- EXERCISE:
Repeat the full listing below verbatim and keep the images out.

━━━━━ RECORDED DATA ━━━━━

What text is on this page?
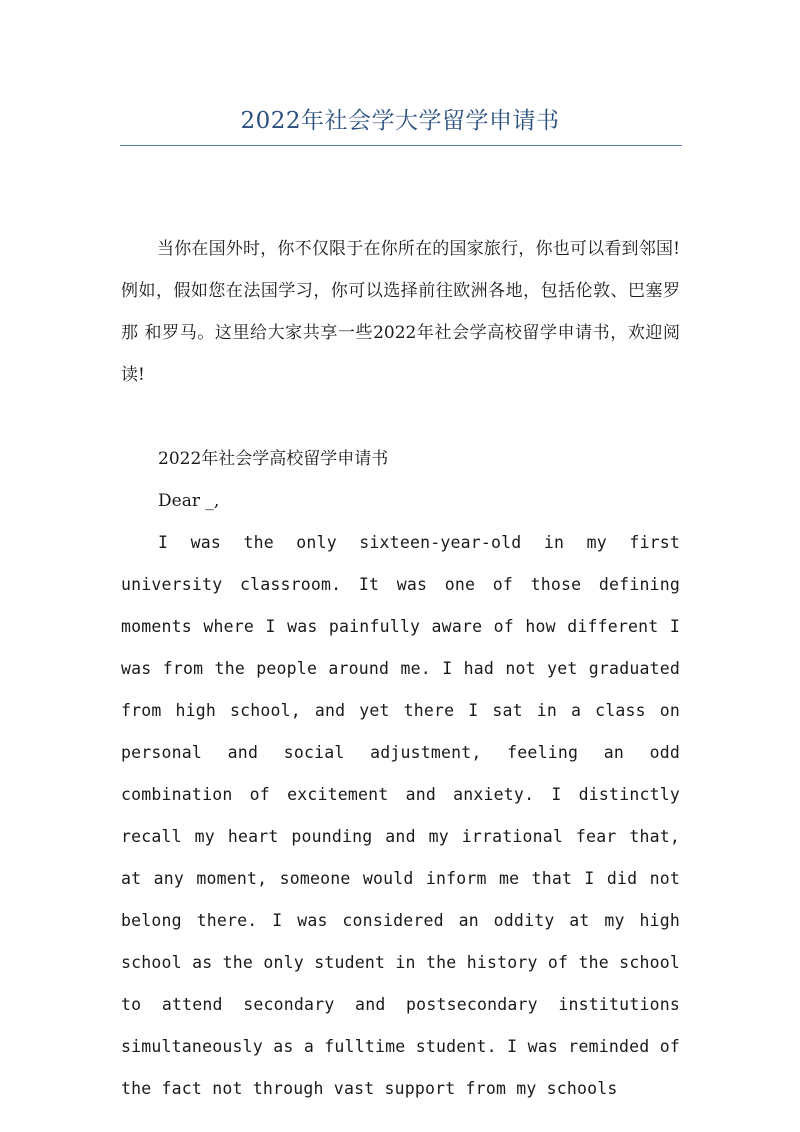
2022年社会学大学留学申请书

当你在国外时，你不仅限于在你所在的国家旅行，你也可以看到邻国!例如，假如您在法国学习，你可以选择前往欧洲各地，包括伦敦、巴塞罗那 和罗马。这里给大家共享一些2022年社会学高校留学申请书，欢迎阅读!

2022年社会学高校留学申请书

Dear _,

I was the only sixteen-year-old in my first university classroom. It was one of those defining moments where I was painfully aware of how different I was from the people around me. I had not yet graduated from high school, and yet there I sat in a class on personal and social adjustment, feeling an odd combination of excitement and anxiety. I distinctly recall my heart pounding and my irrational fear that, at any moment, someone would inform me that I did not belong there. I was considered an oddity at my high school as the only student in the history of the school to attend secondary and postsecondary institutions simultaneously as a fulltime student. I was reminded of the fact not through vast support from my schools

━━━━━

- EXERCISE RESULT:
What text is on this page?
2022年社会学大学留学申请书

当你在国外时，你不仅限于在你所在的国家旅行，你也可以看到邻国!例如，假如您在法国学习，你可以选择前往欧洲各地，包括伦敦、巴塞罗那 和罗马。这里给大家共享一些2022年社会学高校留学申请书，欢迎阅读!

2022年社会学高校留学申请书

Dear _,

I was the only sixteen-year-old in my first university classroom. It was one of those defining moments where I was painfully aware of how different I was from the people around me. I had not yet graduated from high school, and yet there I sat in a class on personal and social adjustment, feeling an odd combination of excitement and anxiety. I distinctly recall my heart pounding and my irrational fear that, at any moment, someone would inform me that I did not belong there. I was considered an oddity at my high school as the only student in the history of the school to attend secondary and postsecondary institutions simultaneously as a fulltime student. I was reminded of the fact not through vast support from my schools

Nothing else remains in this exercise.